Verilen Görev 1:
Listede "y-tick-label: 0.0 (58, 595, 76, 610)" içeren satırdan "y-tick-label: 1.4 (58, 443, 77, 458)" içeren satıra kadar uzanan kısmı, iki uç da dahil olmak üzere, Markdown tablosu olarak biçimlendir. Sıra sütununa satır numarasını, Satır sütununa satırın kendisini yaz ve boş satırları alma.

Alıntılanan Metin:
Alçakgönüllülük olgunlukla paraleldir. Yetişkin kişiler, başkalarının başarılarına
nasıl katkıda bulunduklarını görürler ve onları onurlandırırlar. On birincisi,
duygularına göre karar vermezler. Karar verirken belirli ilkeleri vardır ve
bu ilkeleri göz önünde bulundururlar. Bu ilkeler kişisel menfate dayanmayan,
üst düzey ahlak ilekelerine dayanan ilkelerdir. On ikincisi, yetişkin
bireyler minnettarlık ve şükür duyguları ile hareket ederler. Olgunlaşmamış
bireyler, kendilerine iyi gelen her şeyi hak ettiklerini varsayarlar. Yetişkin
insanlar büyük resmi görür ve dünyanın çoğunluğuna kıyasla ne kadar iyi
olduklarını fark ederler. On üçüncüsü, başkalarını kendilerinden
önceliklendirirler. Yetişkin bir kişi, ajandası kendi etrafında değil başkaları
etrafında dönen kişidir. Elbette bu aşırıya gidebilir ve sağlıksız olabilir. Ancak
çocukluktan kurtulmanın bir yolu; kendi isteklerinimizin ötesine geçmek ve daha
az şanslı olanların ihtiyaçlarını karşılamak için yaşamaya başlamaktan geçer.
On dördüncüsü, bilgelik sahibidirler. Yetişkin bir kişi öğrenmeye açıktır. Tüm
cevapları bildiklerini varsaymazlar. Daha akıllı oldukça, daha fazla bilgelik
ihtiyacı duyduklarının farkına varırlar. Bilgelik aramaktan utanmazlar,
yetişkinlerden veya diğer kaynaklardan tavsiye istemekten çekinmezler.

Verilen Görev 2:
Olgunluk üzerine metne göre olgunlaşmamış bireyler kendilerine iyi gelen her şey hakkında ne varsayar?

Liste Alıntısı:
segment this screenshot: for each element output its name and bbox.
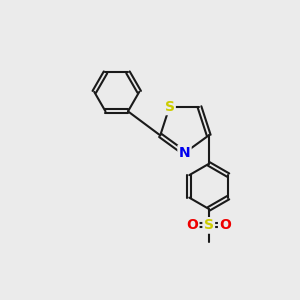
Text: S: S — [164, 100, 175, 114]
Text: O: O — [186, 218, 198, 233]
Text: N: N — [179, 146, 190, 160]
Text: S: S — [204, 218, 214, 233]
Text: O: O — [219, 218, 231, 233]
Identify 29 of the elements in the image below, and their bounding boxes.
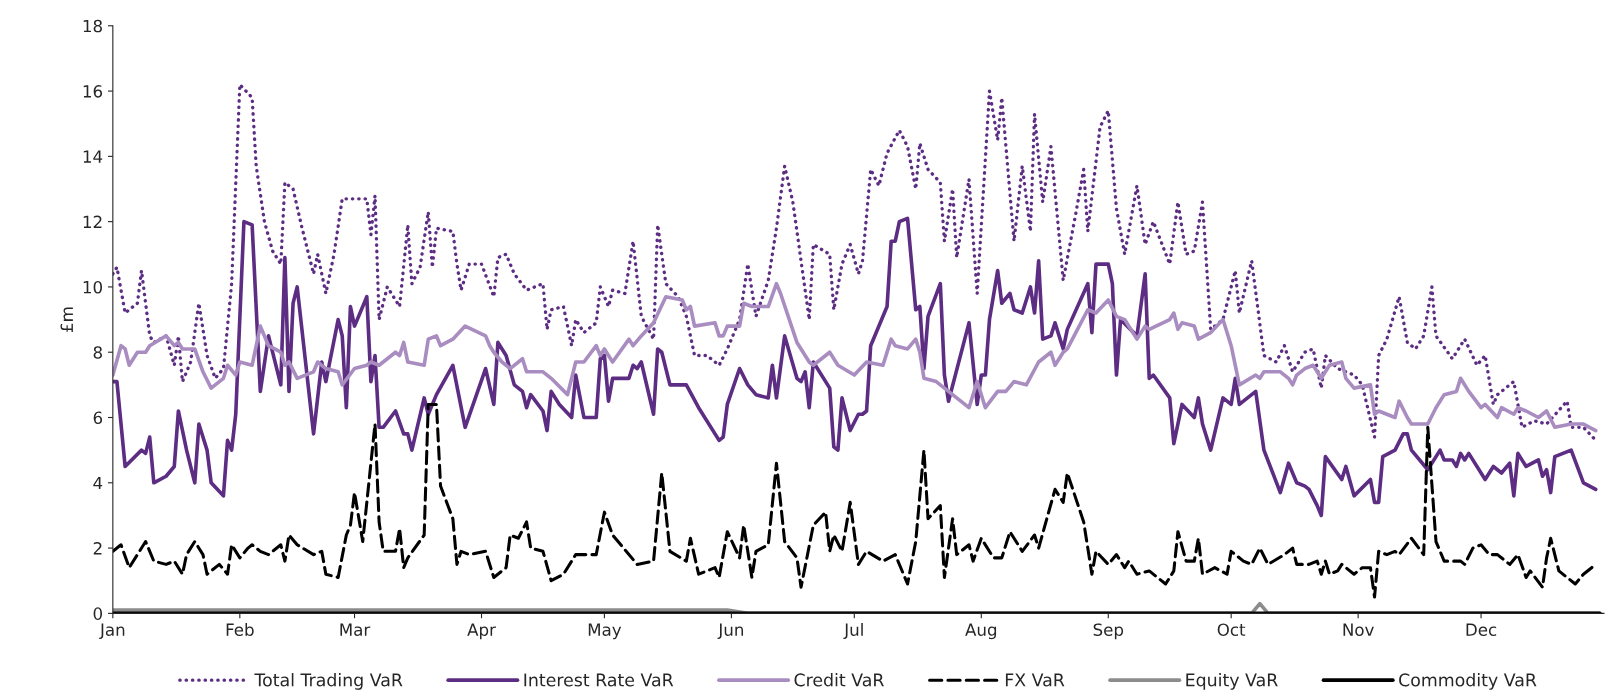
- x-tick-label: Feb: [226, 623, 254, 636]
- x-tick-label: Jan: [99, 623, 125, 640]
- legend-label: Commodity VaR: [1399, 673, 1537, 690]
- legend-label: Interest Rate VaR: [524, 673, 674, 687]
- x-tick-label: Sep: [1093, 623, 1124, 640]
- x-tick-label: Oct: [1217, 623, 1246, 636]
- y-tick-label: 14: [83, 150, 103, 163]
- y-axis-title: £m: [60, 307, 73, 332]
- y-tick-label: 2: [93, 542, 102, 555]
- y-tick-label: 0: [93, 607, 103, 620]
- y-tick-label: 10: [83, 280, 103, 294]
- legend-label: Total Trading VaR: [254, 673, 403, 690]
- x-tick-label: Apr: [467, 623, 496, 640]
- y-tick-label: 8: [93, 346, 102, 359]
- x-tick-label: May: [588, 623, 622, 640]
- y-tick-label: 12: [83, 215, 102, 228]
- x-tick-label: Aug: [965, 623, 997, 640]
- x-tick-label: Jun: [717, 623, 744, 640]
- x-tick-label: Jul: [843, 623, 863, 640]
- legend-label: FX VaR: [1005, 673, 1065, 687]
- y-tick-label: 4: [93, 476, 103, 490]
- x-tick-label: Dec: [1466, 623, 1497, 636]
- y-tick-label: 6: [93, 411, 103, 425]
- legend-label: Equity VaR: [1186, 673, 1278, 690]
- y-tick-label: 16: [83, 85, 103, 98]
- x-tick-label: Mar: [340, 623, 371, 636]
- x-tick-label: Nov: [1343, 623, 1374, 636]
- y-tick-label: 18: [83, 19, 102, 33]
- legend-label: Credit VaR: [794, 673, 884, 687]
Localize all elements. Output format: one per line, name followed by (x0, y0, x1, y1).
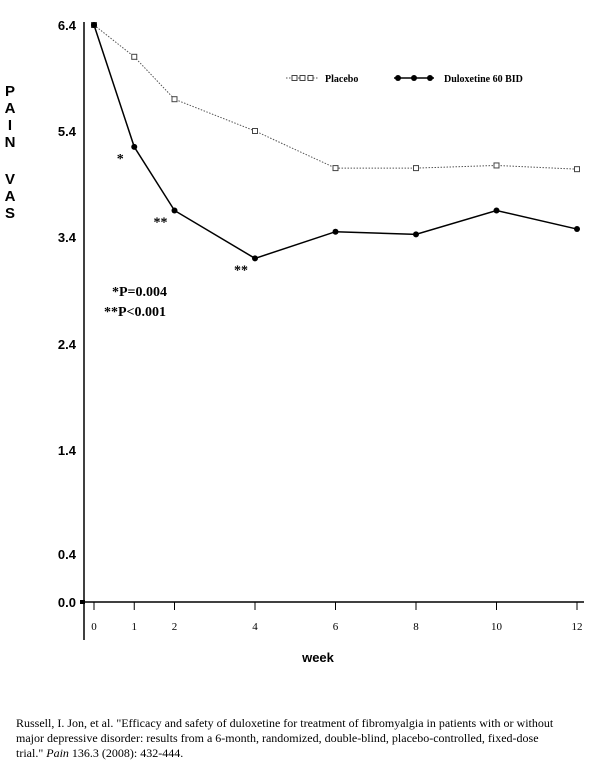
y-tick-label: 0.0 (58, 595, 76, 610)
citation-volume: 136.3 (2008): 432-444. (68, 746, 184, 760)
legend-placebo-marker (299, 75, 306, 81)
x-tick-label: 2 (172, 621, 178, 633)
series-markers (91, 22, 580, 262)
legend-placebo-marker (291, 75, 298, 81)
x-tick-label: 6 (333, 621, 339, 633)
pvalue-annotation-2: **P<0.001 (104, 305, 166, 320)
placebo-point (332, 165, 339, 172)
duloxetine-point (171, 207, 178, 214)
legend-placebo-marker (307, 75, 314, 81)
y-tick-label: 3.4 (58, 230, 77, 245)
significance-star: ** (234, 263, 248, 278)
y-tick-label: 2.4 (58, 337, 77, 352)
placebo-point (413, 165, 419, 172)
series-line-duloxetine (93, 24, 578, 260)
placebo-point (131, 53, 138, 60)
citation-text: Russell, I. Jon, et al. "Efficacy and sa… (16, 716, 554, 760)
duloxetine-point (252, 255, 258, 262)
y-axis-label-letter: V (5, 171, 15, 188)
duloxetine-point (413, 231, 419, 238)
y-tick-label: 5.4 (58, 124, 77, 139)
y-axis-label-letter: A (5, 100, 16, 117)
x-ticks: 0 1 2 4 6 8 10 12 (91, 602, 583, 633)
legend-placebo-label: Placebo (325, 74, 358, 85)
significance-stars: ***** (117, 152, 248, 279)
y-tick-label: 6.4 (58, 18, 77, 33)
legend-duloxetine-marker (395, 75, 401, 81)
citation: Russell, I. Jon, et al. "Efficacy and sa… (16, 716, 556, 761)
significance-star: * (117, 152, 124, 167)
y-axis-label-letter: I (8, 117, 12, 134)
duloxetine-point (574, 226, 580, 233)
y-tick-label: 1.4 (58, 443, 77, 458)
duloxetine-point (332, 228, 339, 235)
x-tick-label: 10 (491, 621, 503, 633)
x-tick-label: 0 (91, 621, 97, 633)
y-ticks: 6.4 5.4 3.4 2.4 1.4 0.4 0.0 (58, 18, 77, 610)
duloxetine-point (493, 207, 500, 214)
legend: Placebo Duloxetine 60 BID (286, 74, 523, 85)
legend-duloxetine-marker (427, 75, 433, 81)
x-tick-label: 4 (252, 621, 258, 633)
placebo-point (574, 166, 580, 173)
y-axis-label-letter: S (5, 205, 15, 222)
placebo-point (171, 96, 178, 103)
y-axis-label-letter: A (5, 188, 16, 205)
placebo-point (252, 128, 258, 134)
x-tick-label: 8 (413, 621, 419, 633)
x-tick-label: 12 (572, 621, 583, 633)
y-axis-label-letter: P (5, 83, 15, 100)
legend-duloxetine-label: Duloxetine 60 BID (444, 74, 523, 85)
y-tick-label: 0.4 (58, 547, 77, 562)
series-lines (93, 24, 578, 260)
duloxetine-point (91, 22, 97, 28)
citation-journal: Pain (46, 746, 69, 760)
x-axis-label: week (301, 650, 335, 665)
duloxetine-point (131, 143, 138, 150)
significance-star: ** (154, 216, 168, 231)
placebo-point (493, 162, 500, 169)
series-line-placebo (93, 24, 578, 170)
origin-marker (80, 600, 85, 604)
pvalue-annotation-1: *P=0.004 (112, 285, 167, 300)
legend-duloxetine-marker (411, 75, 417, 81)
y-axis-label-letter: N (5, 134, 16, 151)
x-tick-label: 1 (132, 621, 138, 633)
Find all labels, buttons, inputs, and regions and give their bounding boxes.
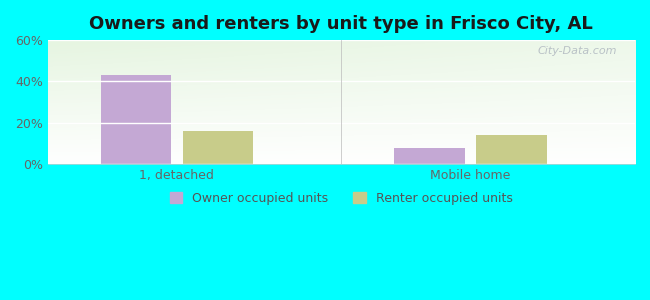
Bar (394, 148, 465, 164)
Bar (476, 135, 547, 164)
Bar (101, 75, 171, 164)
Legend: Owner occupied units, Renter occupied units: Owner occupied units, Renter occupied un… (165, 187, 518, 210)
Bar (183, 131, 254, 164)
Title: Owners and renters by unit type in Frisco City, AL: Owners and renters by unit type in Frisc… (90, 15, 593, 33)
Text: City-Data.com: City-Data.com (538, 46, 617, 56)
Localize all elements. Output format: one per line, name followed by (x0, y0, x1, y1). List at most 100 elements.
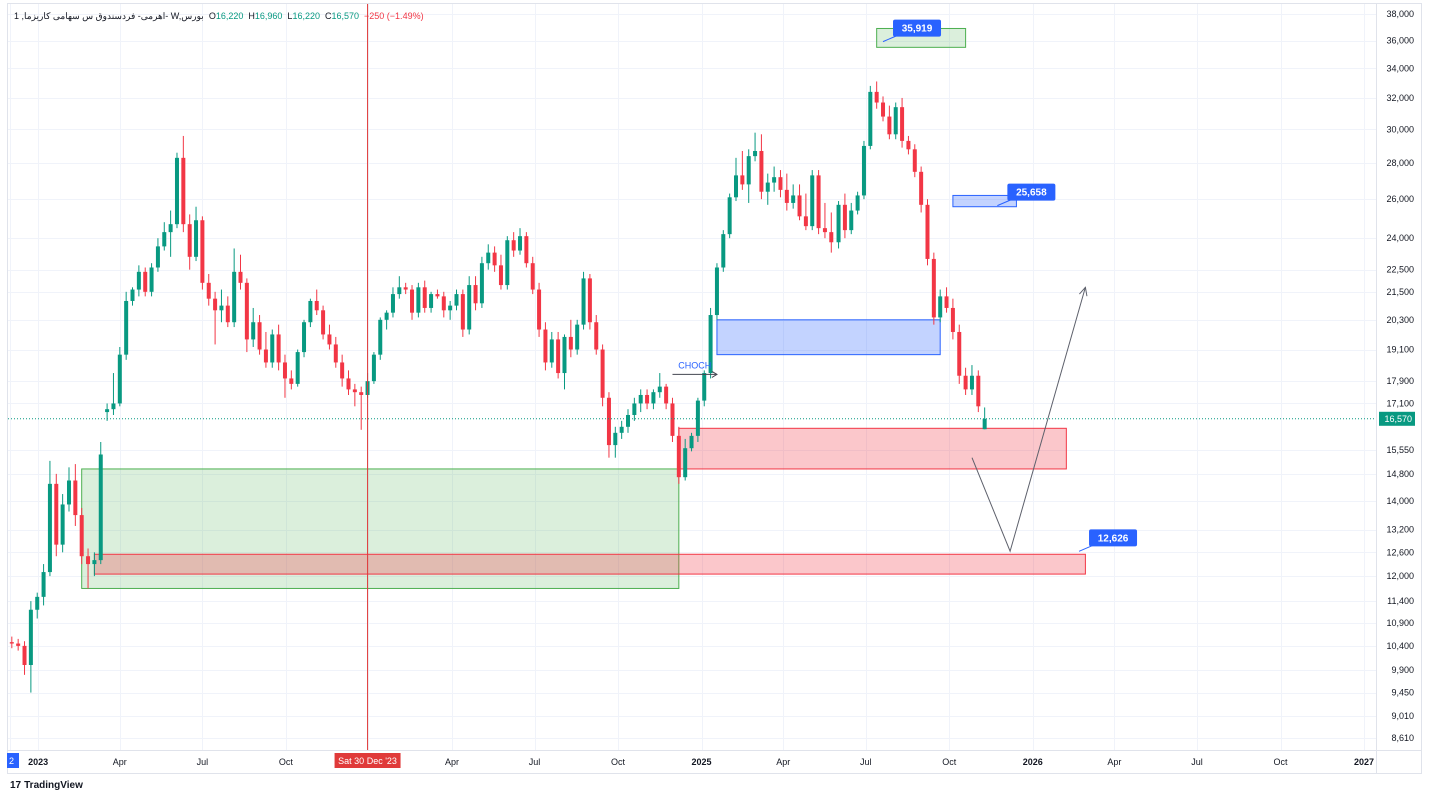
candle-body[interactable] (759, 150, 764, 192)
candle-body[interactable] (467, 285, 472, 330)
candle-body[interactable] (556, 339, 561, 374)
candle-body[interactable] (829, 232, 834, 243)
candle-body[interactable] (206, 282, 211, 299)
candle-body[interactable] (505, 240, 510, 286)
candle-body[interactable] (460, 294, 465, 330)
candle-body[interactable] (893, 107, 898, 135)
candle-body[interactable] (810, 175, 815, 227)
candle-body[interactable] (518, 236, 523, 251)
candle-body[interactable] (626, 414, 631, 427)
candle-body[interactable] (111, 403, 116, 410)
candle-body[interactable] (359, 392, 364, 395)
candle-body[interactable] (543, 329, 548, 363)
candle-body[interactable] (619, 426, 624, 433)
candle-body[interactable] (575, 324, 580, 350)
candle-body[interactable] (251, 322, 256, 340)
candle-body[interactable] (498, 265, 503, 286)
candle-body[interactable] (581, 278, 586, 325)
candle-body[interactable] (753, 150, 758, 157)
candle-body[interactable] (124, 300, 129, 355)
candle-body[interactable] (562, 336, 567, 374)
candle-body[interactable] (714, 267, 719, 316)
candle-body[interactable] (282, 362, 287, 379)
candle-body[interactable] (670, 403, 675, 436)
candle-body[interactable] (906, 140, 911, 150)
candle-body[interactable] (16, 643, 21, 646)
candle-body[interactable] (22, 645, 27, 665)
candle-body[interactable] (333, 344, 338, 363)
candle-body[interactable] (289, 378, 294, 384)
candle-body[interactable] (479, 263, 484, 304)
candle-body[interactable] (587, 278, 592, 323)
candle-body[interactable] (976, 375, 981, 407)
candle-body[interactable] (695, 400, 700, 436)
candle-body[interactable] (861, 145, 866, 196)
candle-body[interactable] (346, 378, 351, 390)
candle-body[interactable] (384, 312, 389, 320)
zone-zone-blue[interactable] (716, 319, 941, 356)
candle-body[interactable] (683, 448, 688, 478)
candle-body[interactable] (149, 267, 154, 292)
candle-body[interactable] (944, 296, 949, 308)
candle-body[interactable] (645, 394, 650, 404)
candle-body[interactable] (855, 195, 860, 211)
candle-body[interactable] (308, 300, 313, 323)
candle-body[interactable] (327, 334, 332, 345)
candle-body[interactable] (791, 195, 796, 203)
candle-body[interactable] (187, 224, 192, 257)
candle-body[interactable] (772, 177, 777, 183)
candle-body[interactable] (524, 236, 529, 264)
candle-body[interactable] (606, 397, 611, 446)
candle-body[interactable] (784, 189, 789, 203)
candle-body[interactable] (727, 197, 732, 235)
candle-body[interactable] (60, 504, 65, 545)
candle-body[interactable] (54, 483, 59, 545)
candle-body[interactable] (174, 157, 179, 225)
zone-supply-red[interactable] (93, 553, 1086, 575)
price-callout-box[interactable] (1089, 529, 1138, 547)
candle-body[interactable] (816, 175, 821, 229)
candle-body[interactable] (874, 91, 879, 103)
candle-body[interactable] (689, 435, 694, 449)
candle-body[interactable] (734, 175, 739, 198)
candle-body[interactable] (925, 204, 930, 259)
candle-body[interactable] (657, 386, 662, 393)
candle-body[interactable] (454, 294, 459, 306)
candle-body[interactable] (155, 246, 160, 268)
candle-body[interactable] (397, 287, 402, 295)
price-callout-box[interactable] (893, 19, 942, 37)
candle-body[interactable] (868, 91, 873, 146)
candle-body[interactable] (638, 394, 643, 404)
candle-body[interactable] (117, 354, 122, 404)
candle-body[interactable] (441, 296, 446, 311)
candle-body[interactable] (276, 334, 281, 363)
candle-body[interactable] (86, 556, 91, 565)
candle-body[interactable] (568, 336, 573, 350)
candle-body[interactable] (213, 298, 218, 311)
candle-body[interactable] (105, 409, 110, 413)
candle-body[interactable] (702, 373, 707, 401)
candle-body[interactable] (849, 210, 854, 231)
candle-body[interactable] (600, 349, 605, 398)
candle-body[interactable] (422, 287, 427, 308)
candle-body[interactable] (352, 389, 357, 393)
candle-body[interactable] (982, 418, 987, 430)
candle-body[interactable] (371, 354, 376, 382)
candle-body[interactable] (797, 195, 802, 217)
candle-body[interactable] (957, 331, 962, 376)
candle-body[interactable] (416, 287, 421, 313)
candle-body[interactable] (594, 322, 599, 350)
candle-body[interactable] (721, 234, 726, 268)
candle-body[interactable] (257, 322, 262, 350)
candle-body[interactable] (232, 271, 237, 323)
candle-body[interactable] (938, 296, 943, 318)
candle-body[interactable] (473, 285, 478, 304)
candle-body[interactable] (66, 480, 71, 505)
time-axis[interactable]: 2 2023 Apr Jul Oct Sat 30 Dec '23 Apr Jul Oct 202… (7, 753, 1374, 768)
candle-body[interactable] (162, 232, 167, 247)
candle-body[interactable] (136, 271, 141, 290)
candle-body[interactable] (200, 220, 205, 283)
candle-body[interactable] (969, 375, 974, 390)
candle-body[interactable] (340, 362, 345, 379)
zone-zone-blue[interactable] (952, 194, 1017, 208)
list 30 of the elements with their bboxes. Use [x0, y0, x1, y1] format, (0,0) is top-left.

Eksiksiz Yanıt 1:
| Sıra | Satır |
|---|---|
| 1 | y-tick-label: 0.0 (58, 595, 76, 610) |
| 2 | citation-volume: 136.3 (2008): 432-444. (68, 746, 184, 760) |
| 3 | legend-placebo-marker (299, 75, 306, 81) |
| 4 | x-tick-label: 2 (172, 621, 178, 633) |
| 5 | series-markers (91, 22, 580, 262) |
| 6 | legend-placebo-marker (291, 75, 298, 81) |
| 7 | x-tick-label: 6 (333, 621, 339, 633) |
| 8 | pvalue-annotation-2: **P<0.001 (104, 305, 166, 320) |
| 9 | placebo-point (332, 165, 339, 172) |
| 10 | duloxetine-point (171, 207, 178, 214) |
| 11 | legend-placebo-marker (307, 75, 314, 81) |
| 12 | y-tick-label: 3.4 (58, 230, 77, 245) |
| 13 | significance-star: ** (234, 263, 248, 278) |
| 14 | y-tick-label: 2.4 (58, 337, 77, 352) |
| 15 | placebo-point (413, 165, 419, 172) |
| 16 | series-line-duloxetine (93, 24, 578, 260) |
| 17 | placebo-point (131, 53, 138, 60) |
| 18 | citation-text: Russell, I. Jon, et al. "Efficacy and sa… (16, 716, 554, 760) |
| 19 | duloxetine-point (252, 255, 258, 262) |
| 20 | y-axis-label-letter: V (5, 171, 15, 188) |
| 21 | duloxetine-point (413, 231, 419, 238) |
| 22 | y-tick-label: 5.4 (58, 124, 77, 139) |
| 23 | y-axis-label-letter: A (5, 100, 16, 117) |
| 24 | x-ticks: 0 1 2 4 6 8 10 12 (91, 602, 583, 633) |
| 25 | legend-placebo-label: Placebo (325, 74, 358, 85) |
| 26 | significance-stars: ***** (117, 152, 248, 279) |
| 27 | y-tick-label: 6.4 (58, 18, 77, 33) |
| 28 | legend-duloxetine-marker (395, 75, 401, 81) |
| 29 | citation: Russell, I. Jon, et al. "Efficacy and sa… (16, 716, 556, 761) |
| 30 | significance-star: * (117, 152, 124, 167) |
| 31 | y-axis-label-letter: I (8, 117, 12, 134) |
| 32 | duloxetine-point (574, 226, 580, 233) |
| 33 | y-tick-label: 1.4 (58, 443, 77, 458) |

Eksiksiz Yanıt 2:
Kendilerine iyi gelen her şeyi hak ettiklerini varsayarlar.